[Begin]
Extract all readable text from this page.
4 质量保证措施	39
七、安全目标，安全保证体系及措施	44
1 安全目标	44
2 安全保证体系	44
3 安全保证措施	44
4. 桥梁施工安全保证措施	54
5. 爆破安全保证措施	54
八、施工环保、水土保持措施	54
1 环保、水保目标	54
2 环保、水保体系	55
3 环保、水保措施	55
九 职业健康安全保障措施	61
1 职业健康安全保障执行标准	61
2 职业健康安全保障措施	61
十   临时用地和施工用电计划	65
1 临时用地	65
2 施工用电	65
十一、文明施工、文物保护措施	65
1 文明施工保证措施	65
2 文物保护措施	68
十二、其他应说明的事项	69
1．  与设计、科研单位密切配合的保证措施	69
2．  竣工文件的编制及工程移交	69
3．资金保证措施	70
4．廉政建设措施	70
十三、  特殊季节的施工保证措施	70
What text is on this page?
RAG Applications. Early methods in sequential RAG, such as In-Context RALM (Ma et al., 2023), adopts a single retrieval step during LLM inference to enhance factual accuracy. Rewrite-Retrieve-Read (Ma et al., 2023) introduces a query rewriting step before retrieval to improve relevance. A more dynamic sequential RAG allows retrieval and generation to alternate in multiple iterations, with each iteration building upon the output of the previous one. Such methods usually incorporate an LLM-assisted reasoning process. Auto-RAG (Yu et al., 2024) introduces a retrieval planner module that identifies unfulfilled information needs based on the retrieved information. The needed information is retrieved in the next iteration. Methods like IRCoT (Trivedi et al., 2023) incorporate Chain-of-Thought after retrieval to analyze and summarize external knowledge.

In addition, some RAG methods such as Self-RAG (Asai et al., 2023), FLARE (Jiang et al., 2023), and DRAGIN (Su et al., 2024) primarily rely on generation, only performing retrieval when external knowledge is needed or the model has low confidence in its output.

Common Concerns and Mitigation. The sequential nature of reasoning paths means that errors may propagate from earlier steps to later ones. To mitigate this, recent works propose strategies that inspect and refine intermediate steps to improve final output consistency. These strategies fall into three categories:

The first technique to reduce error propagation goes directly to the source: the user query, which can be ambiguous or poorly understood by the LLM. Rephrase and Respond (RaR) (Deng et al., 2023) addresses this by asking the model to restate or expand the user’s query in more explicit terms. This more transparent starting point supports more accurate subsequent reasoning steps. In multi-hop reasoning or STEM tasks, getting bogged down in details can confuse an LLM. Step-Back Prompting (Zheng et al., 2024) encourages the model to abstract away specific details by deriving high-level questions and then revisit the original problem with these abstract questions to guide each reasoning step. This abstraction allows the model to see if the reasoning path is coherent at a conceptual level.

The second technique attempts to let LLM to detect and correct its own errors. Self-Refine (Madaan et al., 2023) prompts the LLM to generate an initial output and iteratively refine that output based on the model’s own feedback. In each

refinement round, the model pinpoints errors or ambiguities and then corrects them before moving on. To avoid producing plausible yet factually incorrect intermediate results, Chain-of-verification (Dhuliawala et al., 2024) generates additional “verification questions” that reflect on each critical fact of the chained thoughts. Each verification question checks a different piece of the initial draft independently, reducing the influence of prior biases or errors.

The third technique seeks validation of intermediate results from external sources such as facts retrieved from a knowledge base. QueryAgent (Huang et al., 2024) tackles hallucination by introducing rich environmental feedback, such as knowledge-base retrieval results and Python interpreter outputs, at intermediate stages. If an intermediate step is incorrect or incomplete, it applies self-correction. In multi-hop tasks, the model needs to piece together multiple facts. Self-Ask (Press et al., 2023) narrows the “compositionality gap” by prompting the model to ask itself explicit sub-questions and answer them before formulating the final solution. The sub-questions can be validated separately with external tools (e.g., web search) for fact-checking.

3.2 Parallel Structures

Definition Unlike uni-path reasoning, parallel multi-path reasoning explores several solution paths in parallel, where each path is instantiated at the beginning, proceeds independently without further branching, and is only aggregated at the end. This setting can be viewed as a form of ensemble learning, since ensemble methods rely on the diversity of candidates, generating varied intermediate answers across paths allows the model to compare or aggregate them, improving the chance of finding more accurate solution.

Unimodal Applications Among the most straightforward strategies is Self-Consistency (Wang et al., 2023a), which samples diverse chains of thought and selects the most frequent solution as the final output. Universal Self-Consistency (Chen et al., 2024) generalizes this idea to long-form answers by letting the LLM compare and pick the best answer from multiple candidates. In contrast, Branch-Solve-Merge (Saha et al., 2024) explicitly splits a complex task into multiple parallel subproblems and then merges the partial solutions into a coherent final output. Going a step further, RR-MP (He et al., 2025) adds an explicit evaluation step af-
[End]
The records above should be repeated in full, exactly as given.

#### Exercise result
Extract all readable text from this page.
4 质量保证措施	39
七、安全目标，安全保证体系及措施	44
1 安全目标	44
2 安全保证体系	44
3 安全保证措施	44
4. 桥梁施工安全保证措施	54
5. 爆破安全保证措施	54
八、施工环保、水土保持措施	54
1 环保、水保目标	54
2 环保、水保体系	55
3 环保、水保措施	55
九 职业健康安全保障措施	61
1 职业健康安全保障执行标准	61
2 职业健康安全保障措施	61
十   临时用地和施工用电计划	65
1 临时用地	65
2 施工用电	65
十一、文明施工、文物保护措施	65
1 文明施工保证措施	65
2 文物保护措施	68
十二、其他应说明的事项	69
1．  与设计、科研单位密切配合的保证措施	69
2．  竣工文件的编制及工程移交	69
3．资金保证措施	70
4．廉政建设措施	70
十三、  特殊季节的施工保证措施	70
What text is on this page?
RAG Applications. Early methods in sequential RAG, such as In-Context RALM (Ma et al., 2023), adopts a single retrieval step during LLM inference to enhance factual accuracy. Rewrite-Retrieve-Read (Ma et al., 2023) introduces a query rewriting step before retrieval to improve relevance. A more dynamic sequential RAG allows retrieval and generation to alternate in multiple iterations, with each iteration building upon the output of the previous one. Such methods usually incorporate an LLM-assisted reasoning process. Auto-RAG (Yu et al., 2024) introduces a retrieval planner module that identifies unfulfilled information needs based on the retrieved information. The needed information is retrieved in the next iteration. Methods like IRCoT (Trivedi et al., 2023) incorporate Chain-of-Thought after retrieval to analyze and summarize external knowledge.

In addition, some RAG methods such as Self-RAG (Asai et al., 2023), FLARE (Jiang et al., 2023), and DRAGIN (Su et al., 2024) primarily rely on generation, only performing retrieval when external knowledge is needed or the model has low confidence in its output.

Common Concerns and Mitigation. The sequential nature of reasoning paths means that errors may propagate from earlier steps to later ones. To mitigate this, recent works propose strategies that inspect and refine intermediate steps to improve final output consistency. These strategies fall into three categories:

The first technique to reduce error propagation goes directly to the source: the user query, which can be ambiguous or poorly understood by the LLM. Rephrase and Respond (RaR) (Deng et al., 2023) addresses this by asking the model to restate or expand the user’s query in more explicit terms. This more transparent starting point supports more accurate subsequent reasoning steps. In multi-hop reasoning or STEM tasks, getting bogged down in details can confuse an LLM. Step-Back Prompting (Zheng et al., 2024) encourages the model to abstract away specific details by deriving high-level questions and then revisit the original problem with these abstract questions to guide each reasoning step. This abstraction allows the model to see if the reasoning path is coherent at a conceptual level.

The second technique attempts to let LLM to detect and correct its own errors. Self-Refine (Madaan et al., 2023) prompts the LLM to generate an initial output and iteratively refine that output based on the model’s own feedback. In each

refinement round, the model pinpoints errors or ambiguities and then corrects them before moving on. To avoid producing plausible yet factually incorrect intermediate results, Chain-of-verification (Dhuliawala et al., 2024) generates additional “verification questions” that reflect on each critical fact of the chained thoughts. Each verification question checks a different piece of the initial draft independently, reducing the influence of prior biases or errors.

The third technique seeks validation of intermediate results from external sources such as facts retrieved from a knowledge base. QueryAgent (Huang et al., 2024) tackles hallucination by introducing rich environmental feedback, such as knowledge-base retrieval results and Python interpreter outputs, at intermediate stages. If an intermediate step is incorrect or incomplete, it applies self-correction. In multi-hop tasks, the model needs to piece together multiple facts. Self-Ask (Press et al., 2023) narrows the “compositionality gap” by prompting the model to ask itself explicit sub-questions and answer them before formulating the final solution. The sub-questions can be validated separately with external tools (e.g., web search) for fact-checking.

3.2 Parallel Structures

Definition Unlike uni-path reasoning, parallel multi-path reasoning explores several solution paths in parallel, where each path is instantiated at the beginning, proceeds independently without further branching, and is only aggregated at the end. This setting can be viewed as a form of ensemble learning, since ensemble methods rely on the diversity of candidates, generating varied intermediate answers across paths allows the model to compare or aggregate them, improving the chance of finding more accurate solution.

Unimodal Applications Among the most straightforward strategies is Self-Consistency (Wang et al., 2023a), which samples diverse chains of thought and selects the most frequent solution as the final output. Universal Self-Consistency (Chen et al., 2024) generalizes this idea to long-form answers by letting the LLM compare and pick the best answer from multiple candidates. In contrast, Branch-Solve-Merge (Saha et al., 2024) explicitly splits a complex task into multiple parallel subproblems and then merges the partial solutions into a coherent final output. Going a step further, RR-MP (He et al., 2025) adds an explicit evaluation step af-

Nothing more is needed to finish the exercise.